-- Task objective --
Go through the data below. Pull out every line that has the word "конкурсной".

-- Input --
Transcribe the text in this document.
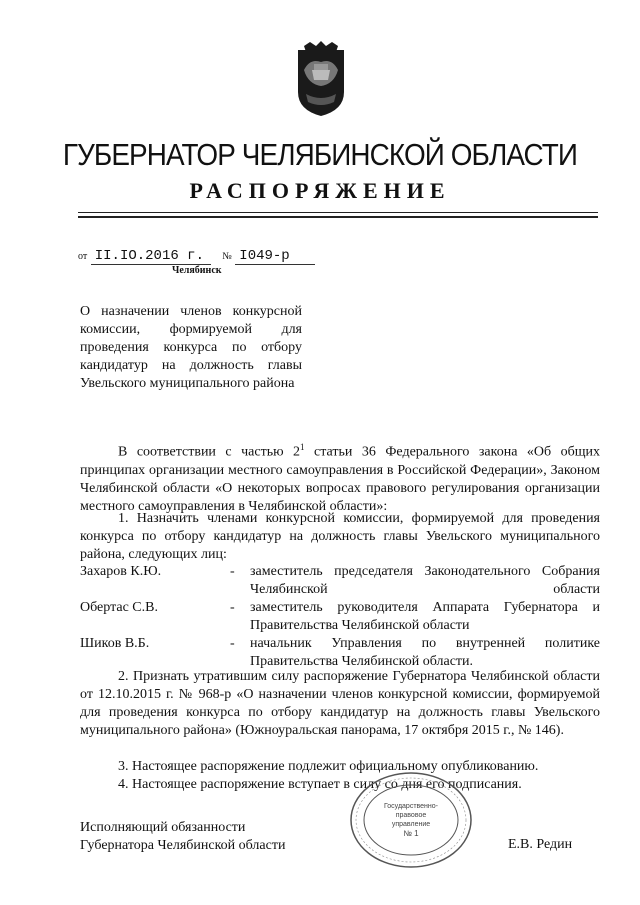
ГУБЕРНАТОР ЧЕЛЯБИНСКОЙ ОБЛАСТИ
РАСПОРЯЖЕНИЕ
от II.IO.2016 г. № I049-р
Челябинск
О назначении членов конкурсной комиссии, формируемой для проведения конкурса по отбору кандидатур на должность главы Увельского муниципального района

В соответствии с частью $2^1$ статьи 36 Федерального закона «Об общих принципах организации местного самоуправления в Российской Федерации», Законом Челябинской области «О некоторых вопросах правового регулирования организации местного самоуправления в Челябинской области»:

1. Назначить членами конкурсной комиссии, формируемой для проведения конкурса по отбору кандидатур на должность главы Увельского муниципального района, следующих лиц:

Захаров К.Ю.	-	заместитель председателя Законодательного Собрания Челябинской области
Обертас С.В.	-	заместитель руководителя Аппарата Губернатора и Правительства Челябинской области
Шиков В.Б.	-	начальник Управления по внутренней политике Правительства Челябинской области.

2. Признать утратившим силу распоряжение Губернатора Челябинской области от 12.10.2015 г. № 968-р «О назначении членов конкурсной комиссии, формируемой для проведения конкурса по отбору кандидатур на должность главы Увельского муниципального района» (Южноуральская панорама, 17 октября 2015 г., № 146).

3. Настоящее распоряжение подлежит официальному опубликованию.

4. Настоящее распоряжение вступает в силу со дня его подписания.

Государственно-
правовое
управление
№ 1
Исполняющий обязанности
Губернатора Челябинской области	Е.В. Редин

-- Reply --
О назначении членов конкурсной комиссии, формируемой для проведения конкурса по отбору кандидатур на должность главы Увельского муниципального района
1. Назначить членами конкурсной комиссии, формируемой для проведения конкурса по отбору кандидатур на должность главы Увельского муниципального района, следующих лиц:
2. Признать утратившим силу распоряжение Губернатора Челябинской области от 12.10.2015 г. № 968-р «О назначении членов конкурсной комиссии, формируемой для проведения конкурса по отбору кандидатур на должность главы Увельского муниципального района» (Южноуральская панорама, 17 октября 2015 г., № 146).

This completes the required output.